- Challenge
Write out the full listing again, exactly as it stands.

- Input data
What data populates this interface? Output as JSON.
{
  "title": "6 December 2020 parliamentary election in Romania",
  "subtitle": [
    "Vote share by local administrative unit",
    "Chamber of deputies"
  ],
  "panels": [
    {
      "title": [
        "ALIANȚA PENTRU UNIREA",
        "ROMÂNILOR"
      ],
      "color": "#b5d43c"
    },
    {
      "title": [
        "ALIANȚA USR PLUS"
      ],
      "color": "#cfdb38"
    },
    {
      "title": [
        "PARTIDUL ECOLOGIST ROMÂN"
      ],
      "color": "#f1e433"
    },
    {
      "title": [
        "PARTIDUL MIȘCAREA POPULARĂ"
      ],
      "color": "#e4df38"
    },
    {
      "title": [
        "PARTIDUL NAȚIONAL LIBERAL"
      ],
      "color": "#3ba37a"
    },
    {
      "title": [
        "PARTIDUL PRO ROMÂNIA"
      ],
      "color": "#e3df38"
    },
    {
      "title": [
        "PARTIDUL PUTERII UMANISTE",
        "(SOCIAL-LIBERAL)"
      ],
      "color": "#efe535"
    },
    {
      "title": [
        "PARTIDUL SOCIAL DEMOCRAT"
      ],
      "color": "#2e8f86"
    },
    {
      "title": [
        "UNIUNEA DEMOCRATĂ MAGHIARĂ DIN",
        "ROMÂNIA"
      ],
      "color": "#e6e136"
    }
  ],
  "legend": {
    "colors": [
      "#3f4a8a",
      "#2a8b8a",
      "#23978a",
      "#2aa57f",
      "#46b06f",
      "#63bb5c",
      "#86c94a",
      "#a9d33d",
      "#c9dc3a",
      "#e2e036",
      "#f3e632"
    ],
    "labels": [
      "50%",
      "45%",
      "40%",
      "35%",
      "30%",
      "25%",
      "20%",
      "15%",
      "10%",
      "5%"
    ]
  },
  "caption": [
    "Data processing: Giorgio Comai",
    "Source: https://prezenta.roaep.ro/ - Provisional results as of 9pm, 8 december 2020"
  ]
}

- Correct answer
What data populates this interface? Output as JSON.
{
  "title": "6 December 2020 parliamentary election in Romania",
  "subtitle": [
    "Vote share by local administrative unit",
    "Chamber of deputies"
  ],
  "panels": [
    {
      "title": [
        "ALIANȚA PENTRU UNIREA",
        "ROMÂNILOR"
      ],
      "color": "#b5d43c"
    },
    {
      "title": [
        "ALIANȚA USR PLUS"
      ],
      "color": "#cfdb38"
    },
    {
      "title": [
        "PARTIDUL ECOLOGIST ROMÂN"
      ],
      "color": "#f1e433"
    },
    {
      "title": [
        "PARTIDUL MIȘCAREA POPULARĂ"
      ],
      "color": "#e4df38"
    },
    {
      "title": [
        "PARTIDUL NAȚIONAL LIBERAL"
      ],
      "color": "#3ba37a"
    },
    {
      "title": [
        "PARTIDUL PRO ROMÂNIA"
      ],
      "color": "#e3df38"
    },
    {
      "title": [
        "PARTIDUL PUTERII UMANISTE",
        "(SOCIAL-LIBERAL)"
      ],
      "color": "#efe535"
    },
    {
      "title": [
        "PARTIDUL SOCIAL DEMOCRAT"
      ],
      "color": "#2e8f86"
    },
    {
      "title": [
        "UNIUNEA DEMOCRATĂ MAGHIARĂ DIN",
        "ROMÂNIA"
      ],
      "color": "#e6e136"
    }
  ],
  "legend": {
    "colors": [
      "#3f4a8a",
      "#2a8b8a",
      "#23978a",
      "#2aa57f",
      "#46b06f",
      "#63bb5c",
      "#86c94a",
      "#a9d33d",
      "#c9dc3a",
      "#e2e036",
      "#f3e632"
    ],
    "labels": [
      "50%",
      "45%",
      "40%",
      "35%",
      "30%",
      "25%",
      "20%",
      "15%",
      "10%",
      "5%"
    ]
  },
  "caption": [
    "Data processing: Giorgio Comai",
    "Source: https://prezenta.roaep.ro/ - Provisional results as of 9pm, 8 december 2020"
  ]
}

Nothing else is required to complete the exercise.